### [Instructions to follow]
Write out the complete material exactly as it stands.

### [Source records]
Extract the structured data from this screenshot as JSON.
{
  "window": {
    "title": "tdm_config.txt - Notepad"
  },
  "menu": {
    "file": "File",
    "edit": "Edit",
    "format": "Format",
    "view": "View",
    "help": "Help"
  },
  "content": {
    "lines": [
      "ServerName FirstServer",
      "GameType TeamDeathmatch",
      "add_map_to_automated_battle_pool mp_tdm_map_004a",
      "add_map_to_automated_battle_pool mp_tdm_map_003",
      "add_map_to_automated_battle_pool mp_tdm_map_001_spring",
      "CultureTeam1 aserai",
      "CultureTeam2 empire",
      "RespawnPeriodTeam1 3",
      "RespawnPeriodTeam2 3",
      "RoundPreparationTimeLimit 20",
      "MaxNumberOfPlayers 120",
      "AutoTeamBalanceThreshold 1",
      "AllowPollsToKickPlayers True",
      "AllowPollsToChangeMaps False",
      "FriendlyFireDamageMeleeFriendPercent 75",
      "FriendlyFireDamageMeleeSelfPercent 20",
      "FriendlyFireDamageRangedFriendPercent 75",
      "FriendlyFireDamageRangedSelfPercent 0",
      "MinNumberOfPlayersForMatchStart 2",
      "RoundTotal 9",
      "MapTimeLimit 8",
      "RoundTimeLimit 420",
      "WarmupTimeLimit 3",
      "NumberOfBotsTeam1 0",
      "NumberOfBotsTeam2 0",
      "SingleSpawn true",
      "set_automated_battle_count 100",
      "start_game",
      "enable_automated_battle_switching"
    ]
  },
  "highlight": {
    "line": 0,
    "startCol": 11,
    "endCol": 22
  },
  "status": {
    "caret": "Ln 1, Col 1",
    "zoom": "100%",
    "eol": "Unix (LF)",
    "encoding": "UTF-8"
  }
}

### [Response to this exercise]
Extract the structured data from this screenshot as JSON.
{
  "window": {
    "title": "tdm_config.txt - Notepad"
  },
  "menu": {
    "file": "File",
    "edit": "Edit",
    "format": "Format",
    "view": "View",
    "help": "Help"
  },
  "content": {
    "lines": [
      "ServerName FirstServer",
      "GameType TeamDeathmatch",
      "add_map_to_automated_battle_pool mp_tdm_map_004a",
      "add_map_to_automated_battle_pool mp_tdm_map_003",
      "add_map_to_automated_battle_pool mp_tdm_map_001_spring",
      "CultureTeam1 aserai",
      "CultureTeam2 empire",
      "RespawnPeriodTeam1 3",
      "RespawnPeriodTeam2 3",
      "RoundPreparationTimeLimit 20",
      "MaxNumberOfPlayers 120",
      "AutoTeamBalanceThreshold 1",
      "AllowPollsToKickPlayers True",
      "AllowPollsToChangeMaps False",
      "FriendlyFireDamageMeleeFriendPercent 75",
      "FriendlyFireDamageMeleeSelfPercent 20",
      "FriendlyFireDamageRangedFriendPercent 75",
      "FriendlyFireDamageRangedSelfPercent 0",
      "MinNumberOfPlayersForMatchStart 2",
      "RoundTotal 9",
      "MapTimeLimit 8",
      "RoundTimeLimit 420",
      "WarmupTimeLimit 3",
      "NumberOfBotsTeam1 0",
      "NumberOfBotsTeam2 0",
      "SingleSpawn true",
      "set_automated_battle_count 100",
      "start_game",
      "enable_automated_battle_switching"
    ]
  },
  "highlight": {
    "line": 0,
    "startCol": 11,
    "endCol": 22
  },
  "status": {
    "caret": "Ln 1, Col 1",
    "zoom": "100%",
    "eol": "Unix (LF)",
    "encoding": "UTF-8"
  }
}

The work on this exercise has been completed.